Stored records
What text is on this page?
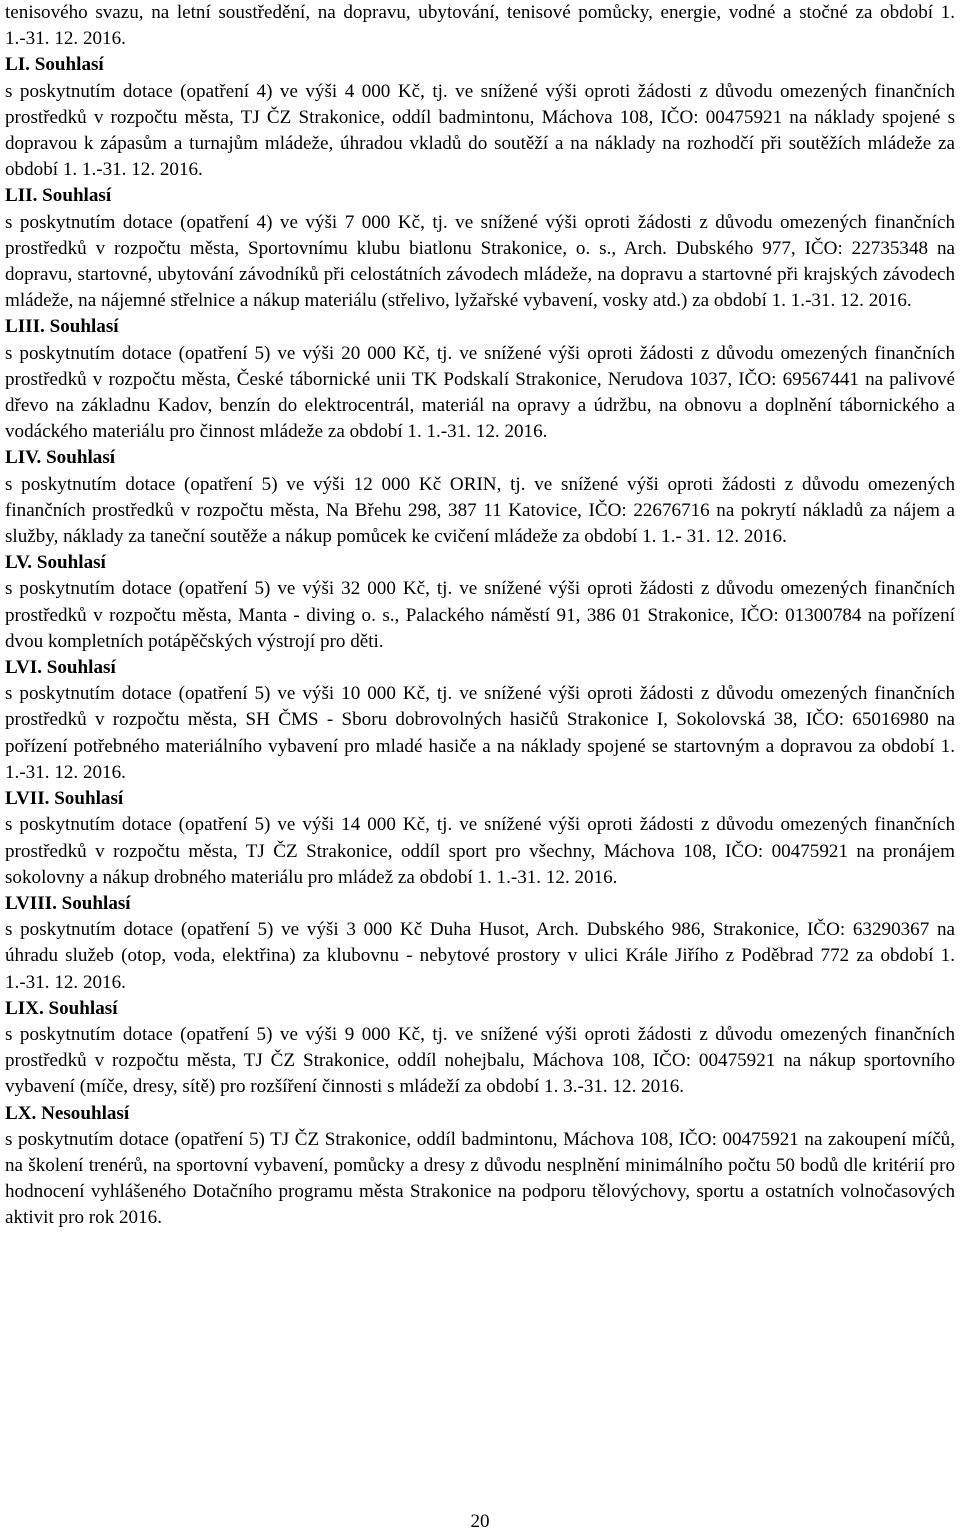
tenisového svazu, na letní soustředění, na dopravu, ubytování, tenisové pomůcky, energie, vodné a stočné za období 1. 1.-31. 12. 2016.

LI. Souhlasí

s poskytnutím dotace (opatření 4) ve výši 4 000 Kč, tj. ve snížené výši oproti žádosti z důvodu omezených finančních prostředků v rozpočtu města, TJ ČZ Strakonice, oddíl badmintonu, Máchova 108, IČO: 00475921 na náklady spojené s dopravou k zápasům a turnajům mládeže, úhradou vkladů do soutěží a na náklady na rozhodčí při soutěžích mládeže za období 1. 1.-31. 12. 2016.

LII. Souhlasí

s poskytnutím dotace (opatření 4) ve výši 7 000 Kč, tj. ve snížené výši oproti žádosti z důvodu omezených finančních prostředků v rozpočtu města, Sportovnímu klubu biatlonu Strakonice, o. s., Arch. Dubského 977, IČO: 22735348 na dopravu, startovné, ubytování závodníků při celostátních závodech mládeže, na dopravu a startovné při krajských závodech mládeže, na nájemné střelnice a nákup materiálu (střelivo, lyžařské vybavení, vosky atd.) za období 1. 1.-31. 12. 2016.

LIII. Souhlasí

s poskytnutím dotace (opatření 5) ve výši 20 000 Kč, tj. ve snížené výši oproti žádosti z důvodu omezených finančních prostředků v rozpočtu města, České tábornické unii TK Podskalí Strakonice, Nerudova 1037, IČO: 69567441 na palivové dřevo na základnu Kadov, benzín do elektrocentrál, materiál na opravy a údržbu, na obnovu a doplnění tábornického a vodáckého materiálu pro činnost mládeže za období 1. 1.-31. 12. 2016.

LIV. Souhlasí

s poskytnutím dotace (opatření 5) ve výši 12 000 Kč ORIN, tj. ve snížené výši oproti žádosti z důvodu omezených finančních prostředků v rozpočtu města, Na Břehu 298, 387 11 Katovice, IČO: 22676716 na pokrytí nákladů za nájem a služby, náklady za taneční soutěže a nákup pomůcek ke cvičení mládeže za období 1. 1.- 31. 12. 2016.

LV. Souhlasí

s poskytnutím dotace (opatření 5) ve výši 32 000 Kč, tj. ve snížené výši oproti žádosti z důvodu omezených finančních prostředků v rozpočtu města, Manta - diving o. s., Palackého náměstí 91, 386 01 Strakonice, IČO: 01300784 na pořízení dvou kompletních potápěčských výstrojí pro děti.

LVI. Souhlasí

s poskytnutím dotace (opatření 5) ve výši 10 000 Kč, tj. ve snížené výši oproti žádosti z důvodu omezených finančních prostředků v rozpočtu města, SH ČMS - Sboru dobrovolných hasičů Strakonice I, Sokolovská 38, IČO: 65016980 na pořízení potřebného materiálního vybavení pro mladé hasiče a na náklady spojené se startovným a dopravou za období 1. 1.-31. 12. 2016.

LVII. Souhlasí

s poskytnutím dotace (opatření 5) ve výši 14 000 Kč, tj. ve snížené výši oproti žádosti z důvodu omezených finančních prostředků v rozpočtu města, TJ ČZ Strakonice, oddíl sport pro všechny, Máchova 108, IČO: 00475921 na pronájem sokolovny a nákup drobného materiálu pro mládež za období 1. 1.-31. 12. 2016.

LVIII. Souhlasí

s poskytnutím dotace (opatření 5) ve výši 3 000 Kč Duha Husot, Arch. Dubského 986, Strakonice, IČO: 63290367 na úhradu služeb (otop, voda, elektřina) za klubovnu - nebytové prostory v ulici Krále Jiřího z Poděbrad 772 za období 1. 1.-31. 12. 2016.

LIX. Souhlasí

s poskytnutím dotace (opatření 5) ve výši 9 000 Kč, tj. ve snížené výši oproti žádosti z důvodu omezených finančních prostředků v rozpočtu města, TJ ČZ Strakonice, oddíl nohejbalu, Máchova 108, IČO: 00475921 na nákup sportovního vybavení (míče, dresy, sítě) pro rozšíření činnosti s mládeží za období 1. 3.-31. 12. 2016.

LX. Nesouhlasí

s poskytnutím dotace (opatření 5) TJ ČZ Strakonice, oddíl badmintonu, Máchova 108, IČO: 00475921 na zakoupení míčů, na školení trenérů, na sportovní vybavení, pomůcky a dresy z důvodu nesplnění minimálního počtu 50 bodů dle kritérií pro hodnocení vyhlášeného Dotačního programu města Strakonice na podporu tělovýchovy, sportu a ostatních volnočasových aktivit pro rok 2016.

20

## The problem
Strip out the images, then output the records above word for word.

## Completed task
What text is on this page?
tenisového svazu, na letní soustředění, na dopravu, ubytování, tenisové pomůcky, energie, vodné a stočné za období 1. 1.-31. 12. 2016.

LI. Souhlasí

s poskytnutím dotace (opatření 4) ve výši 4 000 Kč, tj. ve snížené výši oproti žádosti z důvodu omezených finančních prostředků v rozpočtu města, TJ ČZ Strakonice, oddíl badmintonu, Máchova 108, IČO: 00475921 na náklady spojené s dopravou k zápasům a turnajům mládeže, úhradou vkladů do soutěží a na náklady na rozhodčí při soutěžích mládeže za období 1. 1.-31. 12. 2016.

LII. Souhlasí

s poskytnutím dotace (opatření 4) ve výši 7 000 Kč, tj. ve snížené výši oproti žádosti z důvodu omezených finančních prostředků v rozpočtu města, Sportovnímu klubu biatlonu Strakonice, o. s., Arch. Dubského 977, IČO: 22735348 na dopravu, startovné, ubytování závodníků při celostátních závodech mládeže, na dopravu a startovné při krajských závodech mládeže, na nájemné střelnice a nákup materiálu (střelivo, lyžařské vybavení, vosky atd.) za období 1. 1.-31. 12. 2016.

LIII. Souhlasí

s poskytnutím dotace (opatření 5) ve výši 20 000 Kč, tj. ve snížené výši oproti žádosti z důvodu omezených finančních prostředků v rozpočtu města, České tábornické unii TK Podskalí Strakonice, Nerudova 1037, IČO: 69567441 na palivové dřevo na základnu Kadov, benzín do elektrocentrál, materiál na opravy a údržbu, na obnovu a doplnění tábornického a vodáckého materiálu pro činnost mládeže za období 1. 1.-31. 12. 2016.

LIV. Souhlasí

s poskytnutím dotace (opatření 5) ve výši 12 000 Kč ORIN, tj. ve snížené výši oproti žádosti z důvodu omezených finančních prostředků v rozpočtu města, Na Břehu 298, 387 11 Katovice, IČO: 22676716 na pokrytí nákladů za nájem a služby, náklady za taneční soutěže a nákup pomůcek ke cvičení mládeže za období 1. 1.- 31. 12. 2016.

LV. Souhlasí

s poskytnutím dotace (opatření 5) ve výši 32 000 Kč, tj. ve snížené výši oproti žádosti z důvodu omezených finančních prostředků v rozpočtu města, Manta - diving o. s., Palackého náměstí 91, 386 01 Strakonice, IČO: 01300784 na pořízení dvou kompletních potápěčských výstrojí pro děti.

LVI. Souhlasí

s poskytnutím dotace (opatření 5) ve výši 10 000 Kč, tj. ve snížené výši oproti žádosti z důvodu omezených finančních prostředků v rozpočtu města, SH ČMS - Sboru dobrovolných hasičů Strakonice I, Sokolovská 38, IČO: 65016980 na pořízení potřebného materiálního vybavení pro mladé hasiče a na náklady spojené se startovným a dopravou za období 1. 1.-31. 12. 2016.

LVII. Souhlasí

s poskytnutím dotace (opatření 5) ve výši 14 000 Kč, tj. ve snížené výši oproti žádosti z důvodu omezených finančních prostředků v rozpočtu města, TJ ČZ Strakonice, oddíl sport pro všechny, Máchova 108, IČO: 00475921 na pronájem sokolovny a nákup drobného materiálu pro mládež za období 1. 1.-31. 12. 2016.

LVIII. Souhlasí

s poskytnutím dotace (opatření 5) ve výši 3 000 Kč Duha Husot, Arch. Dubského 986, Strakonice, IČO: 63290367 na úhradu služeb (otop, voda, elektřina) za klubovnu - nebytové prostory v ulici Krále Jiřího z Poděbrad 772 za období 1. 1.-31. 12. 2016.

LIX. Souhlasí

s poskytnutím dotace (opatření 5) ve výši 9 000 Kč, tj. ve snížené výši oproti žádosti z důvodu omezených finančních prostředků v rozpočtu města, TJ ČZ Strakonice, oddíl nohejbalu, Máchova 108, IČO: 00475921 na nákup sportovního vybavení (míče, dresy, sítě) pro rozšíření činnosti s mládeží za období 1. 3.-31. 12. 2016.

LX. Nesouhlasí

s poskytnutím dotace (opatření 5) TJ ČZ Strakonice, oddíl badmintonu, Máchova 108, IČO: 00475921 na zakoupení míčů, na školení trenérů, na sportovní vybavení, pomůcky a dresy z důvodu nesplnění minimálního počtu 50 bodů dle kritérií pro hodnocení vyhlášeného Dotačního programu města Strakonice na podporu tělovýchovy, sportu a ostatních volnočasových aktivit pro rok 2016.

20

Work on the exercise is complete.